— START OF Input material —

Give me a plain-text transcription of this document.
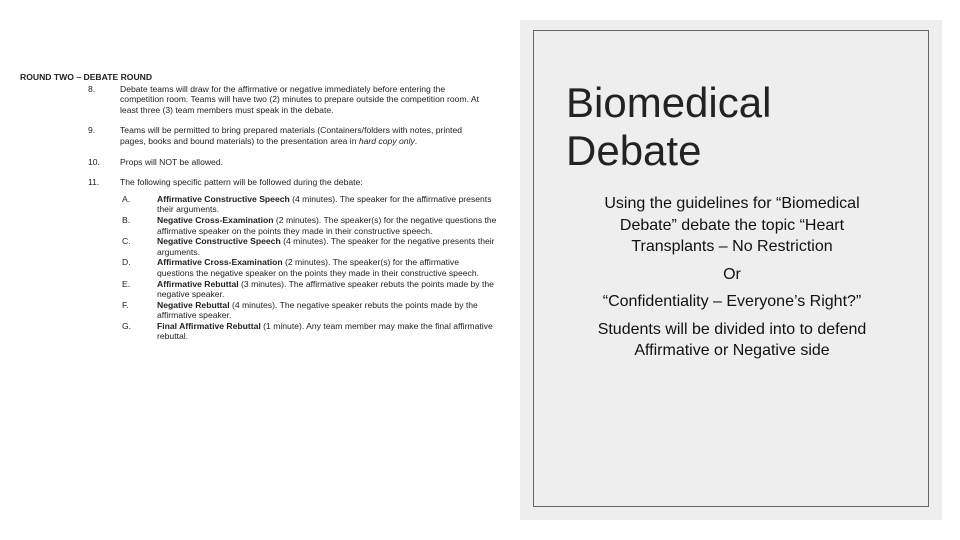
ROUND TWO – DEBATE ROUND
8.	Debate teams will draw for the affirmative or negative immediately before entering the competition room. Teams will have two (2) minutes to prepare outside the competition room. At least three (3) team members must speak in the debate.
9.	Teams will be permitted to bring prepared materials (Containers/folders with notes, printed pages, books and bound materials) to the presentation area in hard copy only.
10.	Props will NOT be allowed.
11.	The following specific pattern will be followed during the debate:
A.	Affirmative Constructive Speech (4 minutes). The speaker for the affirmative presents their arguments.
B.	Negative Cross-Examination (2 minutes). The speaker(s) for the negative questions the affirmative speaker on the points they made in their constructive speech.
C.	Negative Constructive Speech (4 minutes). The speaker for the negative presents their arguments.
D.	Affirmative Cross-Examination (2 minutes). The speaker(s) for the affirmative questions the negative speaker on the points they made in their constructive speech.
E.	Affirmative Rebuttal (3 minutes). The affirmative speaker rebuts the points made by the negative speaker.
F.	Negative Rebuttal (4 minutes). The negative speaker rebuts the points made by the affirmative speaker.
G.	Final Affirmative Rebuttal (1 minute). Any team member may make the final affirmative rebuttal.
Biomedical
Debate

Using the guidelines for “Biomedical Debate” debate the topic “Heart Transplants – No Restriction

Or

“Confidentiality – Everyone’s Right?”

Students will be divided into to defend Affirmative or Negative side
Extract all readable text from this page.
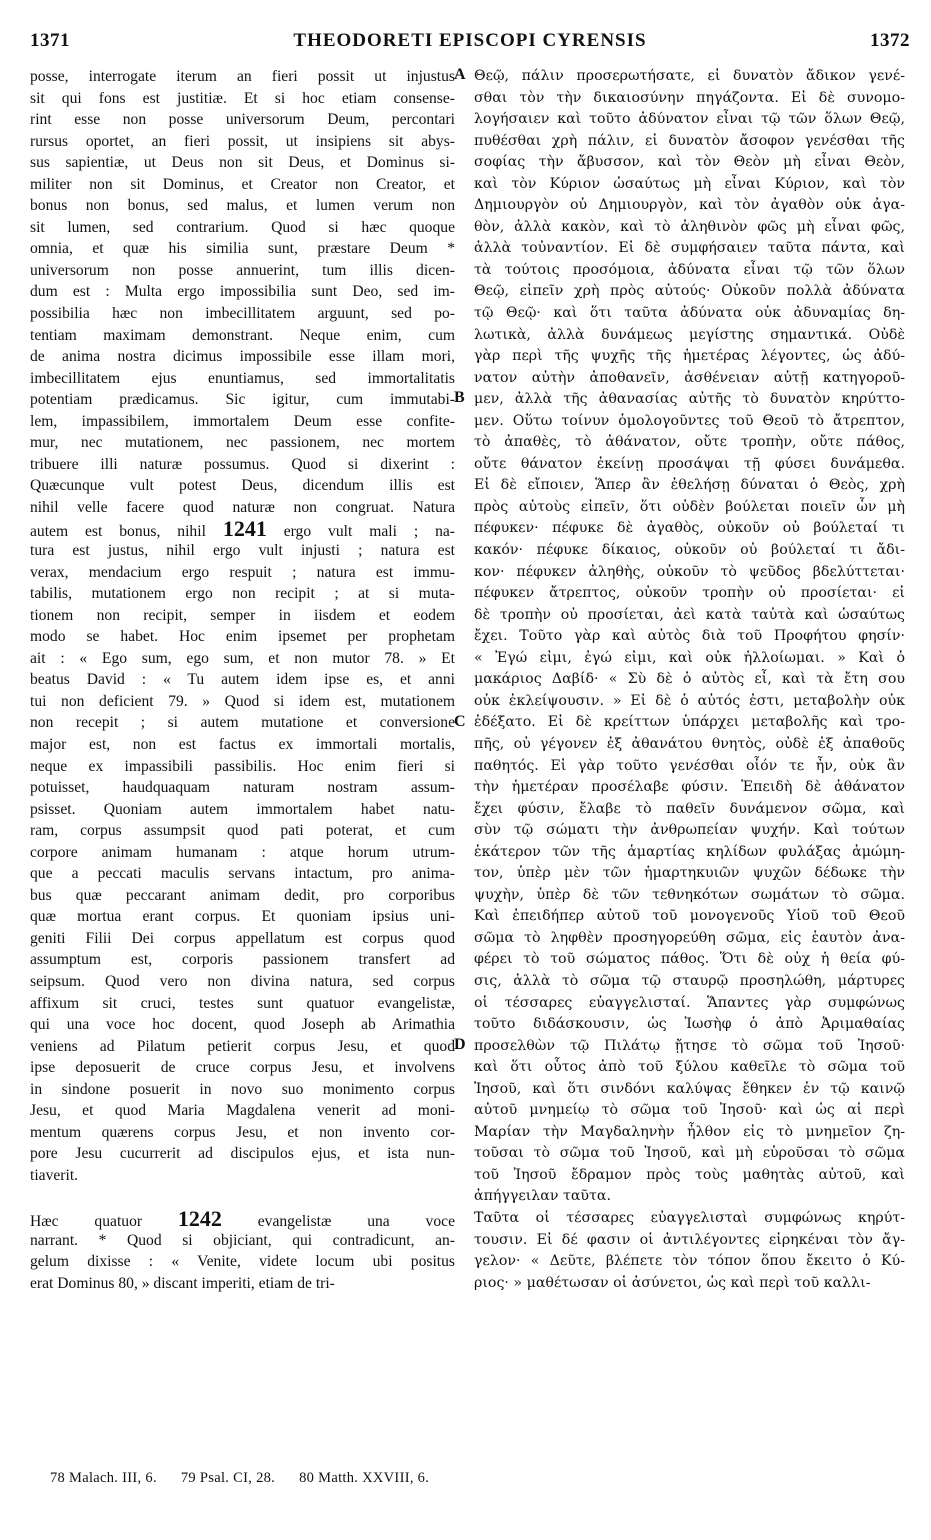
1371	THEODORETI EPISCOPI CYRENSIS	1372
posse, interrogate iterum an fieri possit ut injustus
sit qui fons est justitiæ. Et si hoc etiam consense-
rint esse non posse universorum Deum, percontari
rursus oportet, an fieri possit, ut insipiens sit abys-
sus sapientiæ, ut Deus non sit Deus, et Dominus si-
militer non sit Dominus, et Creator non Creator, et
bonus non bonus, sed malus, et lumen verum non
sit lumen, sed contrarium. Quod si hæc quoque
omnia, et quæ his similia sunt, præstare Deum *
universorum non posse annuerint, tum illis dicen-
dum est : Multa ergo impossibilia sunt Deo, sed im-
possibilia hæc non imbecillitatem arguunt, sed po-
tentiam maximam demonstrant. Neque enim, cum
de anima nostra dicimus impossibile esse illam mori,
imbecillitatem ejus enuntiamus, sed immortalitatis
potentiam prædicamus. Sic igitur, cum immutabi-
lem, impassibilem, immortalem Deum esse confite-
mur, nec mutationem, nec passionem, nec mortem
tribuere illi naturæ possumus. Quod si dixerint :
Quæcunque vult potest Deus, dicendum illis est
nihil velle facere quod naturæ non congruat. Natura
autem est bonus, nihil 1241 ergo vult mali ; na-
tura est justus, nihil ergo vult injusti ; natura est
verax, mendacium ergo respuit ; natura est immu-
tabilis, mutationem ergo non recipit ; at si muta-
tionem non recipit, semper in iisdem et eodem
modo se habet. Hoc enim ipsemet per prophetam
ait : « Ego sum, ego sum, et non mutor 78. » Et
beatus David : « Tu autem idem ipse es, et anni
tui non deficient 79. » Quod si idem est, mutationem
non recepit ; si autem mutatione et conversione
major est, non est factus ex immortali mortalis,
neque ex impassibili passibilis. Hoc enim fieri si
potuisset, haudquaquam naturam nostram assum-
psisset. Quoniam autem immortalem habet natu-
ram, corpus assumpsit quod pati poterat, et cum
corpore animam humanam : atque horum utrum-
que a peccati maculis servans intactum, pro anima-
bus quæ peccarant animam dedit, pro corporibus
quæ mortua erant corpus. Et quoniam ipsius uni-
geniti Filii Dei corpus appellatum est corpus quod
assumptum est, corporis passionem transfert ad
seipsum. Quod vero non divina natura, sed corpus
affixum sit cruci, testes sunt quatuor evangelistæ,
qui una voce hoc docent, quod Joseph ab Arimathia
veniens ad Pilatum petierit corpus Jesu, et quod
ipse deposuerit de cruce corpus Jesu, et involvens
in sindone posuerit in novo suo monimento corpus
Jesu, et quod Maria Magdalena venerit ad moni-
mentum quærens corpus Jesu, et non invento cor-
pore Jesu cucurrerit ad discipulos ejus, et ista nun-
tiaverit.
Hæc quatuor 1242 evangelistæ una voce
narrant. * Quod si objiciant, qui contradicunt, an-
gelum dixisse : « Venite, videte locum ubi positus
erat Dominus 80, » discant imperiti, etiam de tri-
A
B
C
D
Θεῷ, πάλιν προσερωτήσατε, εἰ δυνατὸν ἄδικον γενέ-
σθαι τὸν τὴν δικαιοσύνην πηγάζοντα. Εἰ δὲ συνομο-
λογήσαιεν καὶ τοῦτο ἀδύνατον εἶναι τῷ τῶν ὅλων Θεῷ,
πυθέσθαι χρὴ πάλιν, εἰ δυνατὸν ἄσοφον γενέσθαι τῆς
σοφίας τὴν ἄβυσσον, καὶ τὸν Θεὸν μὴ εἶναι Θεὸν,
καὶ τὸν Κύριον ὡσαύτως μὴ εἶναι Κύριον, καὶ τὸν
Δημιουργὸν οὐ Δημιουργὸν, καὶ τὸν ἀγαθὸν οὐκ ἀγα-
θὸν, ἀλλὰ κακὸν, καὶ τὸ ἀληθινὸν φῶς μὴ εἶναι φῶς,
ἀλλὰ τοὐναντίον. Εἰ δὲ συμφήσαιεν ταῦτα πάντα, καὶ
τὰ τούτοις προσόμοια, ἀδύνατα εἶναι τῷ τῶν ὅλων
Θεῷ, εἰπεῖν χρὴ πρὸς αὐτούς· Οὐκοῦν πολλὰ ἀδύνατα
τῷ Θεῷ· καὶ ὅτι ταῦτα ἀδύνατα οὐκ ἀδυναμίας δη-
λωτικὰ, ἀλλὰ δυνάμεως μεγίστης σημαντικά. Οὐδὲ
γὰρ περὶ τῆς ψυχῆς τῆς ἡμετέρας λέγοντες, ὡς ἀδύ-
νατον αὐτὴν ἀποθανεῖν, ἀσθένειαν αὐτῇ κατηγοροῦ-
μεν, ἀλλὰ τῆς ἀθανασίας αὐτῆς τὸ δυνατὸν κηρύττο-
μεν. Οὕτω τοίνυν ὁμολογοῦντες τοῦ Θεοῦ τὸ ἄτρεπτον,
τὸ ἀπαθὲς, τὸ ἀθάνατον, οὔτε τροπὴν, οὔτε πάθος,
οὔτε θάνατον ἐκείνῃ προσάψαι τῇ φύσει δυνάμεθα.
Εἰ δὲ εἴποιεν, Ἅπερ ἂν ἐθελήσῃ δύναται ὁ Θεὸς, χρὴ
πρὸς αὐτοὺς εἰπεῖν, ὅτι οὐδὲν βούλεται ποιεῖν ὧν μὴ
πέφυκεν· πέφυκε δὲ ἀγαθὸς, οὐκοῦν οὐ βούλεταί τι
κακόν· πέφυκε δίκαιος, οὐκοῦν οὐ βούλεταί τι ἄδι-
κον· πέφυκεν ἀληθὴς, οὐκοῦν τὸ ψεῦδος βδελύττεται·
πέφυκεν ἄτρεπτος, οὐκοῦν τροπὴν οὐ προσίεται· εἰ
δὲ τροπὴν οὐ προσίεται, ἀεὶ κατὰ ταὐτὰ καὶ ὡσαύτως
ἔχει. Τοῦτο γὰρ καὶ αὐτὸς διὰ τοῦ Προφήτου φησίν·
« Ἐγώ εἰμι, ἐγώ εἰμι, καὶ οὐκ ἠλλοίωμαι. » Καὶ ὁ
μακάριος Δαβίδ· « Σὺ δὲ ὁ αὐτὸς εἶ, καὶ τὰ ἔτη σου
οὐκ ἐκλείψουσιν. » Εἰ δὲ ὁ αὐτός ἐστι, μεταβολὴν οὐκ
ἐδέξατο. Εἰ δὲ κρείττων ὑπάρχει μεταβολῆς καὶ τρο-
πῆς, οὐ γέγονεν ἐξ ἀθανάτου θνητὸς, οὐδὲ ἐξ ἀπαθοῦς
παθητός. Εἰ γὰρ τοῦτο γενέσθαι οἷόν τε ἦν, οὐκ ἂν
τὴν ἡμετέραν προσέλαβε φύσιν. Ἐπειδὴ δὲ ἀθάνατον
ἔχει φύσιν, ἔλαβε τὸ παθεῖν δυνάμενον σῶμα, καὶ
σὺν τῷ σώματι τὴν ἀνθρωπείαν ψυχήν. Καὶ τούτων
ἑκάτερον τῶν τῆς ἁμαρτίας κηλίδων φυλάξας ἀμώμη-
τον, ὑπὲρ μὲν τῶν ἡμαρτηκυιῶν ψυχῶν δέδωκε τὴν
ψυχὴν, ὑπὲρ δὲ τῶν τεθνηκότων σωμάτων τὸ σῶμα.
Καὶ ἐπειδήπερ αὐτοῦ τοῦ μονογενοῦς Υἱοῦ τοῦ Θεοῦ
σῶμα τὸ ληφθὲν προσηγορεύθη σῶμα, εἰς ἑαυτὸν ἀνα-
φέρει τὸ τοῦ σώματος πάθος. Ὅτι δὲ οὐχ ἡ θεία φύ-
σις, ἀλλὰ τὸ σῶμα τῷ σταυρῷ προσηλώθη, μάρτυρες
οἱ τέσσαρες εὐαγγελισταί. Ἅπαντες γὰρ συμφώνως
τοῦτο διδάσκουσιν, ὡς Ἰωσὴφ ὁ ἀπὸ Ἀριμαθαίας
προσελθὼν τῷ Πιλάτῳ ᾔτησε τὸ σῶμα τοῦ Ἰησοῦ·
καὶ ὅτι οὗτος ἀπὸ τοῦ ξύλου καθεῖλε τὸ σῶμα τοῦ
Ἰησοῦ, καὶ ὅτι σινδόνι καλύψας ἔθηκεν ἐν τῷ καινῷ
αὐτοῦ μνημείῳ τὸ σῶμα τοῦ Ἰησοῦ· καὶ ὡς αἱ περὶ
Μαρίαν τὴν Μαγδαληνὴν ἦλθον εἰς τὸ μνημεῖον ζη-
τοῦσαι τὸ σῶμα τοῦ Ἰησοῦ, καὶ μὴ εὑροῦσαι τὸ σῶμα
τοῦ Ἰησοῦ ἔδραμον πρὸς τοὺς μαθητὰς αὐτοῦ, καὶ
ἀπήγγειλαν ταῦτα.
Ταῦτα οἱ τέσσαρες εὐαγγελισταὶ συμφώνως κηρύτ-
τουσιν. Εἰ δέ φασιν οἱ ἀντιλέγοντες εἰρηκέναι τὸν ἄγ-
γελον· « Δεῦτε, βλέπετε τὸν τόπον ὅπου ἔκειτο ὁ Κύ-
ριος· » μαθέτωσαν οἱ ἀσύνετοι, ὡς καὶ περὶ τοῦ καλλι-
78 Malach. III, 6. 79 Psal. CI, 28. 80 Matth. XXVIII, 6.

— END OF Input material —

● **Required task**
Copy all lines from the listing that contain "ἀλλὰ".

● **Right answer**
θὸν, ἀλλὰ κακὸν, καὶ τὸ ἀληθινὸν φῶς μὴ εἶναι φῶς,
ἀλλὰ τοὐναντίον. Εἰ δὲ συμφήσαιεν ταῦτα πάντα, καὶ
λωτικὰ, ἀλλὰ δυνάμεως μεγίστης σημαντικά. Οὐδὲ
μεν, ἀλλὰ τῆς ἀθανασίας αὐτῆς τὸ δυνατὸν κηρύττο-
σις, ἀλλὰ τὸ σῶμα τῷ σταυρῷ προσηλώθη, μάρτυρες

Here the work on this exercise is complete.